EXERCISE PROMPT: Copy out every line of the records below, keeping each one the same as it appears here.

(Data listing)

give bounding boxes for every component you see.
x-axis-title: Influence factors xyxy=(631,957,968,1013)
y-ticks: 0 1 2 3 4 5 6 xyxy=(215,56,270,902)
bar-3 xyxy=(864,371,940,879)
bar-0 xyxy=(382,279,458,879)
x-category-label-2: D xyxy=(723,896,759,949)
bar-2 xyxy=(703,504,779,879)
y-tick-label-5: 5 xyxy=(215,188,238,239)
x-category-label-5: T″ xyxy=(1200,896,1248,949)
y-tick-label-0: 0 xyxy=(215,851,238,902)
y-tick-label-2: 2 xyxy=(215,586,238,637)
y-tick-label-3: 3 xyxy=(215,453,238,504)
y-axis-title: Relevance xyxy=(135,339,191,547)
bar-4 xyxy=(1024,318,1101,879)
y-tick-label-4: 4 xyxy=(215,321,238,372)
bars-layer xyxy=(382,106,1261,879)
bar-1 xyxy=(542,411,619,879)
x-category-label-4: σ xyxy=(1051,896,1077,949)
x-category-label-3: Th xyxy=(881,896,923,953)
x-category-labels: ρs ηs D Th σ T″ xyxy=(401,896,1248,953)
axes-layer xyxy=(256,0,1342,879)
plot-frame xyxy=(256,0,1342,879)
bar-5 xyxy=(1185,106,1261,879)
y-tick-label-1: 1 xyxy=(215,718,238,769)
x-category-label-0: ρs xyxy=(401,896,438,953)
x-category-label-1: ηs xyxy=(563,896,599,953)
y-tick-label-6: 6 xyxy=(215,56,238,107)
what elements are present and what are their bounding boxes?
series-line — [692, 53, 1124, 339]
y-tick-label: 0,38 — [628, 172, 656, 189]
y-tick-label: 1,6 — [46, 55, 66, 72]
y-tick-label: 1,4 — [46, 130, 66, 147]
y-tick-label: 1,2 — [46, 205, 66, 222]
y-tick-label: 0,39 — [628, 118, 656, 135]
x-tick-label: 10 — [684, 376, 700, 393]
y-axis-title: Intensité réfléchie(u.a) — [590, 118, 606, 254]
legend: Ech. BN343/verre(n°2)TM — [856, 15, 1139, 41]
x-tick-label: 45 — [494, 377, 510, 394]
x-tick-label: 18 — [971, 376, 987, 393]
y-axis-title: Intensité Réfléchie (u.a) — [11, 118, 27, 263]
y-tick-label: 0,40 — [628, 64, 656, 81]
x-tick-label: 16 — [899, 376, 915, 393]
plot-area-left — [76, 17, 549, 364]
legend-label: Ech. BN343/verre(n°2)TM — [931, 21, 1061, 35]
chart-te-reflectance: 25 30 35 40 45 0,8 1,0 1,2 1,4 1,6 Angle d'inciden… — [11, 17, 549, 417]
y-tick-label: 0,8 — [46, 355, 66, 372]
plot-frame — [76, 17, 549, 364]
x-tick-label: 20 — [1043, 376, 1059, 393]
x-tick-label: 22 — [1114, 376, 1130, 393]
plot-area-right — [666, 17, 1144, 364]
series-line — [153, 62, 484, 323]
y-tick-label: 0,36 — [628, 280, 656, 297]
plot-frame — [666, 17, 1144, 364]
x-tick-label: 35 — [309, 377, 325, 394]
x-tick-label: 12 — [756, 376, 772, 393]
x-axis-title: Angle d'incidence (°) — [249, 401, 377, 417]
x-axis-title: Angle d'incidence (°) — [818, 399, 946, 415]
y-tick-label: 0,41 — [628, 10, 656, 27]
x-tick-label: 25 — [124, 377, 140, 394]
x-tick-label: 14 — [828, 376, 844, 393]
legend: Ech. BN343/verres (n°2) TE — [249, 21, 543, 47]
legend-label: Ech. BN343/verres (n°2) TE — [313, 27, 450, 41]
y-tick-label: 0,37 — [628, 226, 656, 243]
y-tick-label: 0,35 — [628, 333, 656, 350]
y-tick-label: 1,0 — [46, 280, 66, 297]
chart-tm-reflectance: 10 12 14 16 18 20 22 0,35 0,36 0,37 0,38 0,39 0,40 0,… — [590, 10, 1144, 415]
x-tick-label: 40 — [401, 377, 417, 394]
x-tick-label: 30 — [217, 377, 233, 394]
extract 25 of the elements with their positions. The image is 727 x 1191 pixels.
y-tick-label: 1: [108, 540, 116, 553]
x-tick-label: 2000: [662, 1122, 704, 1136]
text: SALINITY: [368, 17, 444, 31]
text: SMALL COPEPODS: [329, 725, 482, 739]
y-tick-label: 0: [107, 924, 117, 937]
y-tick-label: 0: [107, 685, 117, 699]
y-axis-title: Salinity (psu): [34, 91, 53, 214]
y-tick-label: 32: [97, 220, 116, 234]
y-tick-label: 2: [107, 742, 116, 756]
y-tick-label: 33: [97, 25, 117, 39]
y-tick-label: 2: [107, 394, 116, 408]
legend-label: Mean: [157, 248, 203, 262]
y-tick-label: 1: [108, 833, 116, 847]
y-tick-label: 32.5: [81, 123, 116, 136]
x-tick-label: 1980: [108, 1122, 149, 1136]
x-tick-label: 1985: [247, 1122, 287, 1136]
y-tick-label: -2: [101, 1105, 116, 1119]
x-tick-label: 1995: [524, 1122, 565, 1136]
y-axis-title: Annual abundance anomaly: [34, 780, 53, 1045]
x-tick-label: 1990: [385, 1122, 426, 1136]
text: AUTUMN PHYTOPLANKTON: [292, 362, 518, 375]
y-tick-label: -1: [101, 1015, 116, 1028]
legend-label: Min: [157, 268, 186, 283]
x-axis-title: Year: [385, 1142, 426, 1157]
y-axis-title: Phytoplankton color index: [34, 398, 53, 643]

THE REPLY:
give bounding boxes for every component you see.
x-axis-title: Influence factors xyxy=(631,957,968,1013)
y-ticks: 0 1 2 3 4 5 6 xyxy=(215,56,270,902)
bar-3 xyxy=(864,371,940,879)
bar-0 xyxy=(382,279,458,879)
x-category-label-2: D xyxy=(723,896,759,949)
bar-2 xyxy=(703,504,779,879)
y-tick-label-5: 5 xyxy=(215,188,238,239)
x-category-label-5: T″ xyxy=(1200,896,1248,949)
y-tick-label-0: 0 xyxy=(215,851,238,902)
y-tick-label-2: 2 xyxy=(215,586,238,637)
y-tick-label-3: 3 xyxy=(215,453,238,504)
y-axis-title: Relevance xyxy=(135,339,191,547)
bar-4 xyxy=(1024,318,1101,879)
y-tick-label-4: 4 xyxy=(215,321,238,372)
bars-layer xyxy=(382,106,1261,879)
bar-1 xyxy=(542,411,619,879)
x-category-label-4: σ xyxy=(1051,896,1077,949)
x-category-label-3: Th xyxy=(881,896,923,953)
x-category-labels: ρs ηs D Th σ T″ xyxy=(401,896,1248,953)
axes-layer xyxy=(256,0,1342,879)
plot-frame xyxy=(256,0,1342,879)
bar-5 xyxy=(1185,106,1261,879)
y-tick-label-1: 1 xyxy=(215,718,238,769)
x-category-label-0: ρs xyxy=(401,896,438,953)
x-category-label-1: ηs xyxy=(563,896,599,953)
y-tick-label-6: 6 xyxy=(215,56,238,107)
what elements are present and what are their bounding boxes?
series-line — [692, 53, 1124, 339]
y-tick-label: 0,38 — [628, 172, 656, 189]
y-tick-label: 1,6 — [46, 55, 66, 72]
y-tick-label: 1,4 — [46, 130, 66, 147]
y-tick-label: 1,2 — [46, 205, 66, 222]
y-tick-label: 0,39 — [628, 118, 656, 135]
x-tick-label: 10 — [684, 376, 700, 393]
y-axis-title: Intensité réfléchie(u.a) — [590, 118, 606, 254]
legend: Ech. BN343/verre(n°2)TM — [856, 15, 1139, 41]
x-tick-label: 45 — [494, 377, 510, 394]
x-tick-label: 18 — [971, 376, 987, 393]
y-axis-title: Intensité Réfléchie (u.a) — [11, 118, 27, 263]
y-tick-label: 0,40 — [628, 64, 656, 81]
x-tick-label: 16 — [899, 376, 915, 393]
plot-area-left — [76, 17, 549, 364]
legend-label: Ech. BN343/verre(n°2)TM — [931, 21, 1061, 35]
chart-te-reflectance: 25 30 35 40 45 0,8 1,0 1,2 1,4 1,6 Angle d'inciden… — [11, 17, 549, 417]
y-tick-label: 0,8 — [46, 355, 66, 372]
plot-frame — [76, 17, 549, 364]
x-tick-label: 20 — [1043, 376, 1059, 393]
x-tick-label: 22 — [1114, 376, 1130, 393]
plot-area-right — [666, 17, 1144, 364]
series-line — [153, 62, 484, 323]
y-tick-label: 0,36 — [628, 280, 656, 297]
plot-frame — [666, 17, 1144, 364]
x-tick-label: 35 — [309, 377, 325, 394]
x-tick-label: 12 — [756, 376, 772, 393]
x-axis-title: Angle d'incidence (°) — [249, 401, 377, 417]
x-axis-title: Angle d'incidence (°) — [818, 399, 946, 415]
y-tick-label: 0,41 — [628, 10, 656, 27]
x-tick-label: 25 — [124, 377, 140, 394]
x-tick-label: 14 — [828, 376, 844, 393]
legend: Ech. BN343/verres (n°2) TE — [249, 21, 543, 47]
legend-label: Ech. BN343/verres (n°2) TE — [313, 27, 450, 41]
y-tick-label: 0,37 — [628, 226, 656, 243]
y-tick-label: 0,35 — [628, 333, 656, 350]
y-tick-label: 1,0 — [46, 280, 66, 297]
chart-tm-reflectance: 10 12 14 16 18 20 22 0,35 0,36 0,37 0,38 0,39 0,40 0,… — [590, 10, 1144, 415]
x-tick-label: 40 — [401, 377, 417, 394]
x-tick-label: 30 — [217, 377, 233, 394]
extract 25 of the elements with their positions. The image is 727 x 1191 pixels.
y-tick-label: 1: [108, 540, 116, 553]
x-tick-label: 2000: [662, 1122, 704, 1136]
text: SALINITY: [368, 17, 444, 31]
text: SMALL COPEPODS: [329, 725, 482, 739]
y-tick-label: 0: [107, 924, 117, 937]
y-tick-label: 0: [107, 685, 117, 699]
y-axis-title: Salinity (psu): [34, 91, 53, 214]
y-tick-label: 32: [97, 220, 116, 234]
y-tick-label: 2: [107, 742, 116, 756]
y-tick-label: 33: [97, 25, 117, 39]
y-tick-label: 2: [107, 394, 116, 408]
legend-label: Mean: [157, 248, 203, 262]
y-tick-label: 1: [108, 833, 116, 847]
y-tick-label: 32.5: [81, 123, 116, 136]
x-tick-label: 1980: [108, 1122, 149, 1136]
x-tick-label: 1985: [247, 1122, 287, 1136]
y-tick-label: -2: [101, 1105, 116, 1119]
x-tick-label: 1995: [524, 1122, 565, 1136]
y-axis-title: Annual abundance anomaly: [34, 780, 53, 1045]
x-tick-label: 1990: [385, 1122, 426, 1136]
text: AUTUMN PHYTOPLANKTON: [292, 362, 518, 375]
y-tick-label: -1: [101, 1015, 116, 1028]
legend-label: Min: [157, 268, 186, 283]
x-axis-title: Year: [385, 1142, 426, 1157]
y-axis-title: Phytoplankton color index: [34, 398, 53, 643]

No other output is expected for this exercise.